# [Stated task]
Transcribe the records that follow, preserving every word.
====== Records to process ======
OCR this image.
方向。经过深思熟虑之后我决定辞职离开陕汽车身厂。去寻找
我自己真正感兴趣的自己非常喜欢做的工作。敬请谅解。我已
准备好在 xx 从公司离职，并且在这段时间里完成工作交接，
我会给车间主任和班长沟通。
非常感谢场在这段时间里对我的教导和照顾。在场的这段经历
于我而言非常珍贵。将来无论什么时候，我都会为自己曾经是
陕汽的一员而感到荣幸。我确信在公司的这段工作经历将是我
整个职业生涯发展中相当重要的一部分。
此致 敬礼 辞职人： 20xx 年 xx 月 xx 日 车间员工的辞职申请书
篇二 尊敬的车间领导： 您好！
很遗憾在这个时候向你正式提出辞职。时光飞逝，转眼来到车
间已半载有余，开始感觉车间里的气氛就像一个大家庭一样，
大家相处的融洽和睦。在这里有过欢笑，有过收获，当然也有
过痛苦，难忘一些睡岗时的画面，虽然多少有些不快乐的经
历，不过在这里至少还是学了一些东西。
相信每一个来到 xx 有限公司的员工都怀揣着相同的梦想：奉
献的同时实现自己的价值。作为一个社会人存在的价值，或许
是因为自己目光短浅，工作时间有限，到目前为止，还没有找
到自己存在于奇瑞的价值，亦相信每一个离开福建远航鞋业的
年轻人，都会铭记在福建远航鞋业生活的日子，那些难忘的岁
======
# [Solution below]
OCR this image.
方向。经过深思熟虑之后我决定辞职离开陕汽车身厂。去寻找
我自己真正感兴趣的自己非常喜欢做的工作。敬请谅解。我已
准备好在 xx 从公司离职，并且在这段时间里完成工作交接，
我会给车间主任和班长沟通。
非常感谢场在这段时间里对我的教导和照顾。在场的这段经历
于我而言非常珍贵。将来无论什么时候，我都会为自己曾经是
陕汽的一员而感到荣幸。我确信在公司的这段工作经历将是我
整个职业生涯发展中相当重要的一部分。
此致 敬礼 辞职人： 20xx 年 xx 月 xx 日 车间员工的辞职申请书
篇二 尊敬的车间领导： 您好！
很遗憾在这个时候向你正式提出辞职。时光飞逝，转眼来到车
间已半载有余，开始感觉车间里的气氛就像一个大家庭一样，
大家相处的融洽和睦。在这里有过欢笑，有过收获，当然也有
过痛苦，难忘一些睡岗时的画面，虽然多少有些不快乐的经
历，不过在这里至少还是学了一些东西。
相信每一个来到 xx 有限公司的员工都怀揣着相同的梦想：奉
献的同时实现自己的价值。作为一个社会人存在的价值，或许
是因为自己目光短浅，工作时间有限，到目前为止，还没有找
到自己存在于奇瑞的价值，亦相信每一个离开福建远航鞋业的
年轻人，都会铭记在福建远航鞋业生活的日子，那些难忘的岁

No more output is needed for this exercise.